- WORK REQUIRED: Collect all lines containing the word "steemit" from the data.

- WORKING DATA:
━━━━━━

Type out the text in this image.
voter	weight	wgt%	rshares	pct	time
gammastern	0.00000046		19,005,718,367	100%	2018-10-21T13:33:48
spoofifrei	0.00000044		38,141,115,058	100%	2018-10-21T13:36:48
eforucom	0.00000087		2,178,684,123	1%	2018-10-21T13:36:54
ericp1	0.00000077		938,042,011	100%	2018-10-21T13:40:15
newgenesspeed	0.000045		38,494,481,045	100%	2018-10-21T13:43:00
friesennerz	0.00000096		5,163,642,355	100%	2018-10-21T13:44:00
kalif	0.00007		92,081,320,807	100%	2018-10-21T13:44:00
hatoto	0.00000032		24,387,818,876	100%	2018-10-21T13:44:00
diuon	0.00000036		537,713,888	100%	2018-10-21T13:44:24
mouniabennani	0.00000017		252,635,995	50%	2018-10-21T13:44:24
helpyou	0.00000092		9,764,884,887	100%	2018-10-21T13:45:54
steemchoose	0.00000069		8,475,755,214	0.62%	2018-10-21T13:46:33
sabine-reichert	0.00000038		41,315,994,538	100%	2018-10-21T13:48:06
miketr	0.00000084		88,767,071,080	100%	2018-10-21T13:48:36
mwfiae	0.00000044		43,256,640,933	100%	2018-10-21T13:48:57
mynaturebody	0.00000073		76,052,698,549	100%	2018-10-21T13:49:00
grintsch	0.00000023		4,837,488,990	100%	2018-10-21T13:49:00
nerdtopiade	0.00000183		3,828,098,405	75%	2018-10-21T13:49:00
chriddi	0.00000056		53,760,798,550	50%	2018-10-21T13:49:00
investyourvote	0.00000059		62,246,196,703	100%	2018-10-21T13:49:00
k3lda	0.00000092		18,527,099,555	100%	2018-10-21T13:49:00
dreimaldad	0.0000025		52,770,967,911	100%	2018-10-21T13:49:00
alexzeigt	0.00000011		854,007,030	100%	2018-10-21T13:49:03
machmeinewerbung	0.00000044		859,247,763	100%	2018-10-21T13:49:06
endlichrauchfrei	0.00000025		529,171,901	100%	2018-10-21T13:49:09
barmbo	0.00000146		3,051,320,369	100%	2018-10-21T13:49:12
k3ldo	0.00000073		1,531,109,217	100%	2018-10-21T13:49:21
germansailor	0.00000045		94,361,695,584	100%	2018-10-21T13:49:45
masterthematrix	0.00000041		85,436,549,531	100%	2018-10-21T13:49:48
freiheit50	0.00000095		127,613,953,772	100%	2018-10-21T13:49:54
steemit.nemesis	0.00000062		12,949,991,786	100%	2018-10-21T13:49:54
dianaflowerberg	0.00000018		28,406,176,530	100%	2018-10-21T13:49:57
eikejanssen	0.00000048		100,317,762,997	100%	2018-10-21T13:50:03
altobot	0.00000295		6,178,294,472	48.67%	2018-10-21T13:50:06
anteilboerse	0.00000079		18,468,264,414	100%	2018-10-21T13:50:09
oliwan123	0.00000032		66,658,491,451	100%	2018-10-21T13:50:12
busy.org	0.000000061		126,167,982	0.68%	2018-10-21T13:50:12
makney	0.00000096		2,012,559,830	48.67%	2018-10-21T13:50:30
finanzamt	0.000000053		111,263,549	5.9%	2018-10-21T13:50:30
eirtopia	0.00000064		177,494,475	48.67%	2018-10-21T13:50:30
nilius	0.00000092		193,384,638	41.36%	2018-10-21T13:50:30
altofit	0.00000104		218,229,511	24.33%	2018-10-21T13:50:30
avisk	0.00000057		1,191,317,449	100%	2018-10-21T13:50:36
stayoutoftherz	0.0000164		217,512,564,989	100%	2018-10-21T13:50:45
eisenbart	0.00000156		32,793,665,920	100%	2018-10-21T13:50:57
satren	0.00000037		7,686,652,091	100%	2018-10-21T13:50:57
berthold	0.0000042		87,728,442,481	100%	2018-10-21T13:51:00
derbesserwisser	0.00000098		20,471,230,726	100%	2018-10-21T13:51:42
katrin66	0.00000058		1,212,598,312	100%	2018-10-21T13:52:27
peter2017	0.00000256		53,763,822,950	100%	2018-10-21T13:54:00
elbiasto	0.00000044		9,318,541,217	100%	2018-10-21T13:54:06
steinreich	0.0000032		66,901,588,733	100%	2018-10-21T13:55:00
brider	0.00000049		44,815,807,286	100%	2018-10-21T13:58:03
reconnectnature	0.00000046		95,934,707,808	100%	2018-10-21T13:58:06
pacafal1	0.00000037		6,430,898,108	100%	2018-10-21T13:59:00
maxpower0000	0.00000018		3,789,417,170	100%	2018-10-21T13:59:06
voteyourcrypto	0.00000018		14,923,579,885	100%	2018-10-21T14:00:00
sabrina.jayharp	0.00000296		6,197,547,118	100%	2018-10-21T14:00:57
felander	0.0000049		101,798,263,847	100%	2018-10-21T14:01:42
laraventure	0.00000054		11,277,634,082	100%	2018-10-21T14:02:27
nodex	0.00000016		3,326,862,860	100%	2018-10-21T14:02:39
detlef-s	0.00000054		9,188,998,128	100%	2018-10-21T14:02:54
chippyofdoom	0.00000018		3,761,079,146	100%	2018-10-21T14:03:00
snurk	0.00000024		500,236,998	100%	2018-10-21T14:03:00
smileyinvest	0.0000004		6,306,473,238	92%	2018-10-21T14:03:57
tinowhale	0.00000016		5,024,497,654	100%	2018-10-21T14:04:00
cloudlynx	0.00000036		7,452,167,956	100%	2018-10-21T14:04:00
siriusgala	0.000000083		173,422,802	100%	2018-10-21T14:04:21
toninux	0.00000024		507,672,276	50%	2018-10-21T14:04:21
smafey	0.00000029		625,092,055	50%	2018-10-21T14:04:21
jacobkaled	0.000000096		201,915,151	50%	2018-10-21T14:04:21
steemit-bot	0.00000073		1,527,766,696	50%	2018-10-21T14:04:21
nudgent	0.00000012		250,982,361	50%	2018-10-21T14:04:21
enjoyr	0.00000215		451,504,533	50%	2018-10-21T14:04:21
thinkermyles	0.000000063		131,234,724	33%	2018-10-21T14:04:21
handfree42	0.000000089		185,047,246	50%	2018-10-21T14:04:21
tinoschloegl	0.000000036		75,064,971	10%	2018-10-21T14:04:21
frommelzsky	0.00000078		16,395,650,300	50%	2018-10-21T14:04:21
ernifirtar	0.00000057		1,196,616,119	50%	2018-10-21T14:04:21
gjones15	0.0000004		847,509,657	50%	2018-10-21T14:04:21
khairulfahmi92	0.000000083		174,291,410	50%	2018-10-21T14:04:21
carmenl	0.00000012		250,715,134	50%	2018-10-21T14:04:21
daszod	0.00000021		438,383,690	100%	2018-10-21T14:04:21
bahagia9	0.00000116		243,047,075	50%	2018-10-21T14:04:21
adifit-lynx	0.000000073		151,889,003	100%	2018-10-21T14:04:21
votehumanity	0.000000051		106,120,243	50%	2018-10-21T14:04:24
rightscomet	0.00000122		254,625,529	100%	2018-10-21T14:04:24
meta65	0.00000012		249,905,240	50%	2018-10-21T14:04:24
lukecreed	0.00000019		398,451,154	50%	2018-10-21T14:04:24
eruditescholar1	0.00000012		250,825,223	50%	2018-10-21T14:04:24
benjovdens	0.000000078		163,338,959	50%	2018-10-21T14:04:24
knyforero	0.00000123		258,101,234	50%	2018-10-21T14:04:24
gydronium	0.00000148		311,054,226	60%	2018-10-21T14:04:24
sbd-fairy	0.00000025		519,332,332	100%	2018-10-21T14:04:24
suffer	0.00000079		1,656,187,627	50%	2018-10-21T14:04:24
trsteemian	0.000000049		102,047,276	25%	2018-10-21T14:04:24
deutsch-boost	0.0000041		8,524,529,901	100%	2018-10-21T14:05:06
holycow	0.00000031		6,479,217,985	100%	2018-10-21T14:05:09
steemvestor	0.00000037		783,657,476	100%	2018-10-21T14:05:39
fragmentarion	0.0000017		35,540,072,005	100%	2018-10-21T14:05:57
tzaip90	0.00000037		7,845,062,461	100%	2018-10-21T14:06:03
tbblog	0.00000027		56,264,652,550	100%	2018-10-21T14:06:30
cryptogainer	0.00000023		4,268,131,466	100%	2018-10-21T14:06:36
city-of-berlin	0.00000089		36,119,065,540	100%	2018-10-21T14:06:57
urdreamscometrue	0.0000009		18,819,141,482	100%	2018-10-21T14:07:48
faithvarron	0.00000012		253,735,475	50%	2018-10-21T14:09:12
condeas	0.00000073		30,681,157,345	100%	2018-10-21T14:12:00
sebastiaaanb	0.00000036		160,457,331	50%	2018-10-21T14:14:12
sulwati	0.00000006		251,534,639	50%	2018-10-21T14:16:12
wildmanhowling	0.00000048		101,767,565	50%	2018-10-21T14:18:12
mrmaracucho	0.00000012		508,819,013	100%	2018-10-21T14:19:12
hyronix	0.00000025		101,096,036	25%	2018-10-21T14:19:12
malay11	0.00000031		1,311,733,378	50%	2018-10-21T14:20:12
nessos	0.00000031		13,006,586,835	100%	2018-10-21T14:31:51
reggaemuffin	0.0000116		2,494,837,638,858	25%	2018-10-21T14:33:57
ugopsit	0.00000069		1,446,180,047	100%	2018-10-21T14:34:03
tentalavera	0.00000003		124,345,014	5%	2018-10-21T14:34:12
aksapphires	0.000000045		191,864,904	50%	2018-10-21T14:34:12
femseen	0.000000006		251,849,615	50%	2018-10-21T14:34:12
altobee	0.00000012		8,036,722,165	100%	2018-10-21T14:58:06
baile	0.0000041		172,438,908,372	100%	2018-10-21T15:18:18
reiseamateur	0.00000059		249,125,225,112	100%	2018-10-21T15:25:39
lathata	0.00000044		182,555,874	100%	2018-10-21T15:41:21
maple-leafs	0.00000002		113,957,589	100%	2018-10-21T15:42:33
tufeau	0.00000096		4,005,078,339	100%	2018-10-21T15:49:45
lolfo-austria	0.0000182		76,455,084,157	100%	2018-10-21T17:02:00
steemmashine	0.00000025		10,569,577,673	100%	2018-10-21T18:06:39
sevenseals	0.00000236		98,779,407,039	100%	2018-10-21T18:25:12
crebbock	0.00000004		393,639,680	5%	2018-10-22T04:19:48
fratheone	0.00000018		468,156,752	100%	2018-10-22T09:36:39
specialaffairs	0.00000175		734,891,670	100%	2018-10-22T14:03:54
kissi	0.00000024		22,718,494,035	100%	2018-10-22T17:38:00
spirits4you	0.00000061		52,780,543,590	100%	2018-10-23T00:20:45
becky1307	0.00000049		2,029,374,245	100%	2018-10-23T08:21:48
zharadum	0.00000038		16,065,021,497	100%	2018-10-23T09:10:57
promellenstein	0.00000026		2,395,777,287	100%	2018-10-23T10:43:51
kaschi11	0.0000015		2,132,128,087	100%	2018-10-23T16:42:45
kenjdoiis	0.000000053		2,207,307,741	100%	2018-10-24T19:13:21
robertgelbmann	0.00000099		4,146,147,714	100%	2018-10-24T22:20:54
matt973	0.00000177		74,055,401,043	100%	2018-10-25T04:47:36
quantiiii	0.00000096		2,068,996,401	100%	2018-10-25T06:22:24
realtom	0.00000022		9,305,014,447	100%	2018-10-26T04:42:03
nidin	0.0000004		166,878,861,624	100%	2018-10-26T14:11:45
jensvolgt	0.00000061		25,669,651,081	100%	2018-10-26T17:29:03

━━━━━━

- SOLUTION BELOW:
steemit.nemesis	0.00000062		12,949,991,786	100%	2018-10-21T13:49:54
steemit-bot	0.00000073		1,527,766,696	50%	2018-10-21T14:04:21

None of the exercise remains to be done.